◆ **Problem statement**
Whenever a line contains the string "name", copy it out of the entries.

◆ **Material provided**

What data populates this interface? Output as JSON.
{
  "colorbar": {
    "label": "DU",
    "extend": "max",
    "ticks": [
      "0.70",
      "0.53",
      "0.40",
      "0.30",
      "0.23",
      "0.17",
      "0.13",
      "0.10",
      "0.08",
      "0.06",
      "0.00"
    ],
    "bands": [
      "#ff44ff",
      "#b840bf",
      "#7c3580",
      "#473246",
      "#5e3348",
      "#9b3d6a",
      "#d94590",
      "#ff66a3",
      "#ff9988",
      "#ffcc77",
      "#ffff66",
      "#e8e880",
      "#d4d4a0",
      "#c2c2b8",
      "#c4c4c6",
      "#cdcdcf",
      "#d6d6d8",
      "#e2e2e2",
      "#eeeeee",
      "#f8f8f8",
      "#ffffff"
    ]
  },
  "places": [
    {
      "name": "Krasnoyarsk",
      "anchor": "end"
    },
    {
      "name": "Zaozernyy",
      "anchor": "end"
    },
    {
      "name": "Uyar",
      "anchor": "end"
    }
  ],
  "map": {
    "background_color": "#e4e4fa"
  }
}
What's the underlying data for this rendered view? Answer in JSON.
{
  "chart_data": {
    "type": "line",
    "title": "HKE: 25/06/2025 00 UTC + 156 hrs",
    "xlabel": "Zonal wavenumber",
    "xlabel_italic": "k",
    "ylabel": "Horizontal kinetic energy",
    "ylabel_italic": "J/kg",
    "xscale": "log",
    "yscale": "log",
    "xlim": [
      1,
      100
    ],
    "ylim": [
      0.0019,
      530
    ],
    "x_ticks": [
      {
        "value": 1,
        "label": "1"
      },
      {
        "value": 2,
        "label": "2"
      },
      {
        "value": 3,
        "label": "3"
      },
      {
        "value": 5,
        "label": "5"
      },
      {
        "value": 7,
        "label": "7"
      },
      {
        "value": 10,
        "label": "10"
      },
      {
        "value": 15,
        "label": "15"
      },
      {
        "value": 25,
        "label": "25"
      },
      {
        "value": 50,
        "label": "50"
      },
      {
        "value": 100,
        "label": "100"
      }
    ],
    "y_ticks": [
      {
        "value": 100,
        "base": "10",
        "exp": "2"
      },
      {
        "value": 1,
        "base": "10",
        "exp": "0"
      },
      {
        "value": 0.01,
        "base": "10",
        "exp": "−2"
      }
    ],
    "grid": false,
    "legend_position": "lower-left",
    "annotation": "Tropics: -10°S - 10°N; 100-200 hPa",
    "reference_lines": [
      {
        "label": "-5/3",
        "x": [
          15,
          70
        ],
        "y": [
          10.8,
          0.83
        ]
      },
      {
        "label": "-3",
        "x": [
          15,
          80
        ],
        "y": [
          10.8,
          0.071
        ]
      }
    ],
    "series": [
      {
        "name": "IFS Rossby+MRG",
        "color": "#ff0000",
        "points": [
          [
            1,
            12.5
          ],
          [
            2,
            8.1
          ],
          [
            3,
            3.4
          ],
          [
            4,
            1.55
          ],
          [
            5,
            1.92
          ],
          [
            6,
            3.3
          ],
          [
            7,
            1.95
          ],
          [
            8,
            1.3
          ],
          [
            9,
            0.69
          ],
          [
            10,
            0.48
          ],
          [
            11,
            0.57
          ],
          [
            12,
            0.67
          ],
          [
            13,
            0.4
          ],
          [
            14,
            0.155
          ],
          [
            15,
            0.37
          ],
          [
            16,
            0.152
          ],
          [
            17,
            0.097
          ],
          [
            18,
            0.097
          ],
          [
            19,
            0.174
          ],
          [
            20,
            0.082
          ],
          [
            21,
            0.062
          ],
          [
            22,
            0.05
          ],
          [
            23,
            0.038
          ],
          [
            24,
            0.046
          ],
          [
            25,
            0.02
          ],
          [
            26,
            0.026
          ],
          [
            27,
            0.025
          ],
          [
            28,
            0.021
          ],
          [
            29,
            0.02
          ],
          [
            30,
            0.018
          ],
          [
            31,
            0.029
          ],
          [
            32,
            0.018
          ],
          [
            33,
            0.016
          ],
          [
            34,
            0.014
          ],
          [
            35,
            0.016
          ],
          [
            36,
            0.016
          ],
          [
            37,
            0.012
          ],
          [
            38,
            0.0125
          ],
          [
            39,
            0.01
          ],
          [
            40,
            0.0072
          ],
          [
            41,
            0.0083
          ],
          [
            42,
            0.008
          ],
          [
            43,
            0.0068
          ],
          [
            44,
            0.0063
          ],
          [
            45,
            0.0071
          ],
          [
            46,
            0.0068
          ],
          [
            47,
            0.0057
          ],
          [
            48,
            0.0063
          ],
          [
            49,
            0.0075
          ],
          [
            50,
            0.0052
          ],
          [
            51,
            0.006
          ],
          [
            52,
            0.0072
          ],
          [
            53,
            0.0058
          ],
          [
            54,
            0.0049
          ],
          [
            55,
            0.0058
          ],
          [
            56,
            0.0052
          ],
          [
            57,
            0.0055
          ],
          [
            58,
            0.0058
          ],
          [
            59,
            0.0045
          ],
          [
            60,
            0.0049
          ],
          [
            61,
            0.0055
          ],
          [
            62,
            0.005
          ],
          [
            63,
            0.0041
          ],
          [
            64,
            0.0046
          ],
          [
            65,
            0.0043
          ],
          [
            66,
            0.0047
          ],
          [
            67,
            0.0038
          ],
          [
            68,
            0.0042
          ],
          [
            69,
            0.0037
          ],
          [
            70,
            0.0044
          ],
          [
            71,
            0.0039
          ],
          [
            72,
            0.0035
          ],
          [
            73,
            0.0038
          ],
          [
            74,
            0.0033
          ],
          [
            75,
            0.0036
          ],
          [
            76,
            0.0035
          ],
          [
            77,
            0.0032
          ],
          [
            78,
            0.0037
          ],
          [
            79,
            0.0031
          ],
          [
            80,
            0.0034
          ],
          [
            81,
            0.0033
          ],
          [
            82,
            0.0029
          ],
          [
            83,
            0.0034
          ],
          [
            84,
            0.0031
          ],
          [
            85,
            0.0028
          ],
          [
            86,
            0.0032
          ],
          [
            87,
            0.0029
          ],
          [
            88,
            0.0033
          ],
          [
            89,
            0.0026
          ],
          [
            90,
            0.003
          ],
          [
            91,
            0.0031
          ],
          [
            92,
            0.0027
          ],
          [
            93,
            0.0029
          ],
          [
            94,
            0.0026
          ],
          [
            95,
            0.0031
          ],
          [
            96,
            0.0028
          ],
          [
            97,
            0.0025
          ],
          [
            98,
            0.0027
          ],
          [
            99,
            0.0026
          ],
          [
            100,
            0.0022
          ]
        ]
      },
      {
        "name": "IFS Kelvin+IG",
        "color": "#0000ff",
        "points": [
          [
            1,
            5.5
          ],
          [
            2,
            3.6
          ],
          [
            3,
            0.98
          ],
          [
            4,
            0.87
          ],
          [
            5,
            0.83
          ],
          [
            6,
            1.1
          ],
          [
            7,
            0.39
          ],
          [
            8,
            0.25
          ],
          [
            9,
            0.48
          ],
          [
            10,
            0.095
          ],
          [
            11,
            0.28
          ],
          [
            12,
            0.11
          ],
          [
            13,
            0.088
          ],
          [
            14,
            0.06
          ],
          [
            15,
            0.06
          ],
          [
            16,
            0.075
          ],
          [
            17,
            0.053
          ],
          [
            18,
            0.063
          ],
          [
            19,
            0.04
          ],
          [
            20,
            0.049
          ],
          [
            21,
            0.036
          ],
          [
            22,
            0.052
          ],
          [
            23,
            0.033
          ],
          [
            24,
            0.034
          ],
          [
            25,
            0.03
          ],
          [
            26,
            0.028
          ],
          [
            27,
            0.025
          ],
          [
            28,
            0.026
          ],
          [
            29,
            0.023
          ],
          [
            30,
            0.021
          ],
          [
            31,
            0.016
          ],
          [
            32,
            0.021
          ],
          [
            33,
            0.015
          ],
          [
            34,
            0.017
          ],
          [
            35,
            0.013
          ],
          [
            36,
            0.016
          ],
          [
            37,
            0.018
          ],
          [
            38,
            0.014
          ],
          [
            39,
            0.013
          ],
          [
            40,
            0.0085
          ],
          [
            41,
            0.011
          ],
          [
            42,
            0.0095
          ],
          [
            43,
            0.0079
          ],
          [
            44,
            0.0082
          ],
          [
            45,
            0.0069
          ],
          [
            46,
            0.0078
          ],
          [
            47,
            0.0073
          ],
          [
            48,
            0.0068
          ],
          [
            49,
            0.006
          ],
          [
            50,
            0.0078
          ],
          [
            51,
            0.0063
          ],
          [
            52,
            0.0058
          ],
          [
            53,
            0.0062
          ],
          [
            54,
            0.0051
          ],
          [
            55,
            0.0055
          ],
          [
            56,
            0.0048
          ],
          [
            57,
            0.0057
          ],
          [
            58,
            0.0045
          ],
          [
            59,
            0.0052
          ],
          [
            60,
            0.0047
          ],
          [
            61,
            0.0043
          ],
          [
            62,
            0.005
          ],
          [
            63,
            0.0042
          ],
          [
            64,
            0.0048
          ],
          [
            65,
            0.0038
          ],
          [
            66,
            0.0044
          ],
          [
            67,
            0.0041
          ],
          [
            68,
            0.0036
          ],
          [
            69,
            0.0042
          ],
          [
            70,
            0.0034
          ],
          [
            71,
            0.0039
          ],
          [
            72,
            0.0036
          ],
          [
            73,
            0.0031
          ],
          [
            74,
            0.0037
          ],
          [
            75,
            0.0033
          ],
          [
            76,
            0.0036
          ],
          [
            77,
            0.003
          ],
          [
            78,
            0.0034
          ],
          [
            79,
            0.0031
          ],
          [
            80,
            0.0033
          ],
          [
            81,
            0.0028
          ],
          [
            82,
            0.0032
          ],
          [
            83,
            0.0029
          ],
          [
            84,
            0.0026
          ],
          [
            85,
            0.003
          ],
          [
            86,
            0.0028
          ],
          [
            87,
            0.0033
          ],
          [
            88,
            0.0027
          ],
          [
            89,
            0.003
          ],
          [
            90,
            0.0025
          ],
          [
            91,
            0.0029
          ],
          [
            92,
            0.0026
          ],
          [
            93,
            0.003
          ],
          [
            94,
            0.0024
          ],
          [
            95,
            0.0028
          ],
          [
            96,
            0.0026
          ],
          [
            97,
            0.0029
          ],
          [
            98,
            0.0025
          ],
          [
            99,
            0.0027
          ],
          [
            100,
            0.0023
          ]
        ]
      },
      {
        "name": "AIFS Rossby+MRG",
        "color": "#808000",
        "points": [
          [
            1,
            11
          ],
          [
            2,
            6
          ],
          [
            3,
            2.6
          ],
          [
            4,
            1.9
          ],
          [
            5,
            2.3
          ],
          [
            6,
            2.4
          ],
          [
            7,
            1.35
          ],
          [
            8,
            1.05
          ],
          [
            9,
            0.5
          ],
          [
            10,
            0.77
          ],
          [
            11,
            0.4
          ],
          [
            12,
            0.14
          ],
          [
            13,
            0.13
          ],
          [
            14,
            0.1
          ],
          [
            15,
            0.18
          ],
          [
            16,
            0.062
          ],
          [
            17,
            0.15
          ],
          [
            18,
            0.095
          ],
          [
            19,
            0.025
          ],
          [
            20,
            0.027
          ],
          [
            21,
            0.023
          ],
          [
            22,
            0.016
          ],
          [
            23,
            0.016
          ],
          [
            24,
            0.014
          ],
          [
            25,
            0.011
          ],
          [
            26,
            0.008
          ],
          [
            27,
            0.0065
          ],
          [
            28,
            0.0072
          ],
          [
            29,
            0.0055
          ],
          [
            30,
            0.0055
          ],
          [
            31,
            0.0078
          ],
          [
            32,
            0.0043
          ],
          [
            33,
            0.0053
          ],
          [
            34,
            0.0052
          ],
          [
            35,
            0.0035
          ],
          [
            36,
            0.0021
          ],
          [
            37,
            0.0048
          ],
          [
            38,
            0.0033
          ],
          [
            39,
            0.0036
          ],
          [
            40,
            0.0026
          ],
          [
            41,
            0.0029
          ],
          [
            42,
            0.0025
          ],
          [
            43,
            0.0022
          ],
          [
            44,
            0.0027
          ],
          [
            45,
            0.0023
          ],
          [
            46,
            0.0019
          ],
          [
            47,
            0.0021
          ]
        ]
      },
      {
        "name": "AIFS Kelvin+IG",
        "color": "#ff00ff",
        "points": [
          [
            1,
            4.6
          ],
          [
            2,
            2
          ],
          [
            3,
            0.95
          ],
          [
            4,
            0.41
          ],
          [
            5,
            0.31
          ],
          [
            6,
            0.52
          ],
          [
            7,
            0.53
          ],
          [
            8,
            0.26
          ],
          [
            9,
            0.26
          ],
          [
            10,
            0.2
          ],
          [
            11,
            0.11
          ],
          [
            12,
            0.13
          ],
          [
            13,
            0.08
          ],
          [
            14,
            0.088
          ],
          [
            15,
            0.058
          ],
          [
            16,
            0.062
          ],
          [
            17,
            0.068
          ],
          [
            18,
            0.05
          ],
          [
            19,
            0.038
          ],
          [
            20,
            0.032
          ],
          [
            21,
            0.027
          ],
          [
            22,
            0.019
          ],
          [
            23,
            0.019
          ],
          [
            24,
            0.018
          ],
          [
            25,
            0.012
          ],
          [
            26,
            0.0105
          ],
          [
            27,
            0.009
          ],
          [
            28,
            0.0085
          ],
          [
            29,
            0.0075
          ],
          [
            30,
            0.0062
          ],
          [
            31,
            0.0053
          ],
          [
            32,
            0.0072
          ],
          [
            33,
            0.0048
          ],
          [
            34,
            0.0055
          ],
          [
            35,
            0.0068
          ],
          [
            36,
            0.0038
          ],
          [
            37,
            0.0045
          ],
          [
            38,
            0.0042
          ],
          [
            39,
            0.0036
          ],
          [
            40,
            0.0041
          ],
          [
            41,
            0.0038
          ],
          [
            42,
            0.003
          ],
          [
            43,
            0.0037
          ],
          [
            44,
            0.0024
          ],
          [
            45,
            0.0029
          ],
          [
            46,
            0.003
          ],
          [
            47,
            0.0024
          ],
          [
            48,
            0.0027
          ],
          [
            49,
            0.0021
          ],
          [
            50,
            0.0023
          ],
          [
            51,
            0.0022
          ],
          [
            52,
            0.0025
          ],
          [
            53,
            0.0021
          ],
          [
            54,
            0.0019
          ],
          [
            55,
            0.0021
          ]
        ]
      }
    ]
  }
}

◆ **Result of this task**
      "name": "Krasnoyarsk",
      "name": "Zaozernyy",
      "name": "Uyar",
        "name": "IFS Rossby+MRG",
        "name": "IFS Kelvin+IG",
        "name": "AIFS Rossby+MRG",
        "name": "AIFS Kelvin+IG",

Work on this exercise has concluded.